- _Requirements_: Output every line of the data exactly as it appears.

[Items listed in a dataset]
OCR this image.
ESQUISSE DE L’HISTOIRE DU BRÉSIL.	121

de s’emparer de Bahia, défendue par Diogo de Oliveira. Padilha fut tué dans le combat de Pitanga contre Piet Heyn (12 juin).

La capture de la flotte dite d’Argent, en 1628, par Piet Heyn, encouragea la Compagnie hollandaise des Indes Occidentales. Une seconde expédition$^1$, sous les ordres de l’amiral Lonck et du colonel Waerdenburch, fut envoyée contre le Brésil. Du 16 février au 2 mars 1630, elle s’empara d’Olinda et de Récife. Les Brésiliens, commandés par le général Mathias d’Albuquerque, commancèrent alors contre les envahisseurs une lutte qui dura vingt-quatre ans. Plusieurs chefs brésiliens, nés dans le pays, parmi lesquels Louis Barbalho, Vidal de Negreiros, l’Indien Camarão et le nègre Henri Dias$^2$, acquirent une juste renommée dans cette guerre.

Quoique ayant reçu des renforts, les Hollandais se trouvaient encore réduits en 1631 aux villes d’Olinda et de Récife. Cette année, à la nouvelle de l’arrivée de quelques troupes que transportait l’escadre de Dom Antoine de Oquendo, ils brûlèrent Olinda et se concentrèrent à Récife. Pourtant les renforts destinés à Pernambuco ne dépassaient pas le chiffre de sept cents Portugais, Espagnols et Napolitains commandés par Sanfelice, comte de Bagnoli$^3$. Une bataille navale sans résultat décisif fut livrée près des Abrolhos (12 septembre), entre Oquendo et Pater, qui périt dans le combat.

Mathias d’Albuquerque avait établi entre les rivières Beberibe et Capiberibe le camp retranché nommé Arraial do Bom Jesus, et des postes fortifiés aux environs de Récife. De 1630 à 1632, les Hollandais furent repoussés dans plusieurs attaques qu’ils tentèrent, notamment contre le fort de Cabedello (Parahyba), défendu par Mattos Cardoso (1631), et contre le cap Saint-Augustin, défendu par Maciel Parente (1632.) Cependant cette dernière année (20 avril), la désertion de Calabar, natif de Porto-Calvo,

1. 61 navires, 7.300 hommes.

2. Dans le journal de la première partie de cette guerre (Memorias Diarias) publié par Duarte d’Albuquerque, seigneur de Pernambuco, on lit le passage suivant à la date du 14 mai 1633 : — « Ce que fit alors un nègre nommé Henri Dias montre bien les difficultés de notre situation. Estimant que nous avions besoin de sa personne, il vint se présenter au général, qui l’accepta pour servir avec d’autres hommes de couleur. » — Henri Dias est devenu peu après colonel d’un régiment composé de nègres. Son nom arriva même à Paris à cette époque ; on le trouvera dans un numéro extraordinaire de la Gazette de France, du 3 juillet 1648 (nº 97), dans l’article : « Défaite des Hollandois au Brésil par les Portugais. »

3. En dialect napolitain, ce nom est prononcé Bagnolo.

- _Written reply_:
OCR this image.
ESQUISSE DE L’HISTOIRE DU BRÉSIL.	121

de s’emparer de Bahia, défendue par Diogo de Oliveira. Padilha fut tué dans le combat de Pitanga contre Piet Heyn (12 juin).

La capture de la flotte dite d’Argent, en 1628, par Piet Heyn, encouragea la Compagnie hollandaise des Indes Occidentales. Une seconde expédition$^1$, sous les ordres de l’amiral Lonck et du colonel Waerdenburch, fut envoyée contre le Brésil. Du 16 février au 2 mars 1630, elle s’empara d’Olinda et de Récife. Les Brésiliens, commandés par le général Mathias d’Albuquerque, commancèrent alors contre les envahisseurs une lutte qui dura vingt-quatre ans. Plusieurs chefs brésiliens, nés dans le pays, parmi lesquels Louis Barbalho, Vidal de Negreiros, l’Indien Camarão et le nègre Henri Dias$^2$, acquirent une juste renommée dans cette guerre.

Quoique ayant reçu des renforts, les Hollandais se trouvaient encore réduits en 1631 aux villes d’Olinda et de Récife. Cette année, à la nouvelle de l’arrivée de quelques troupes que transportait l’escadre de Dom Antoine de Oquendo, ils brûlèrent Olinda et se concentrèrent à Récife. Pourtant les renforts destinés à Pernambuco ne dépassaient pas le chiffre de sept cents Portugais, Espagnols et Napolitains commandés par Sanfelice, comte de Bagnoli$^3$. Une bataille navale sans résultat décisif fut livrée près des Abrolhos (12 septembre), entre Oquendo et Pater, qui périt dans le combat.

Mathias d’Albuquerque avait établi entre les rivières Beberibe et Capiberibe le camp retranché nommé Arraial do Bom Jesus, et des postes fortifiés aux environs de Récife. De 1630 à 1632, les Hollandais furent repoussés dans plusieurs attaques qu’ils tentèrent, notamment contre le fort de Cabedello (Parahyba), défendu par Mattos Cardoso (1631), et contre le cap Saint-Augustin, défendu par Maciel Parente (1632.) Cependant cette dernière année (20 avril), la désertion de Calabar, natif de Porto-Calvo,

1. 61 navires, 7.300 hommes.

2. Dans le journal de la première partie de cette guerre (Memorias Diarias) publié par Duarte d’Albuquerque, seigneur de Pernambuco, on lit le passage suivant à la date du 14 mai 1633 : — « Ce que fit alors un nègre nommé Henri Dias montre bien les difficultés de notre situation. Estimant que nous avions besoin de sa personne, il vint se présenter au général, qui l’accepta pour servir avec d’autres hommes de couleur. » — Henri Dias est devenu peu après colonel d’un régiment composé de nègres. Son nom arriva même à Paris à cette époque ; on le trouvera dans un numéro extraordinaire de la Gazette de France, du 3 juillet 1648 (nº 97), dans l’article : « Défaite des Hollandois au Brésil par les Portugais. »

3. En dialect napolitain, ce nom est prononcé Bagnolo.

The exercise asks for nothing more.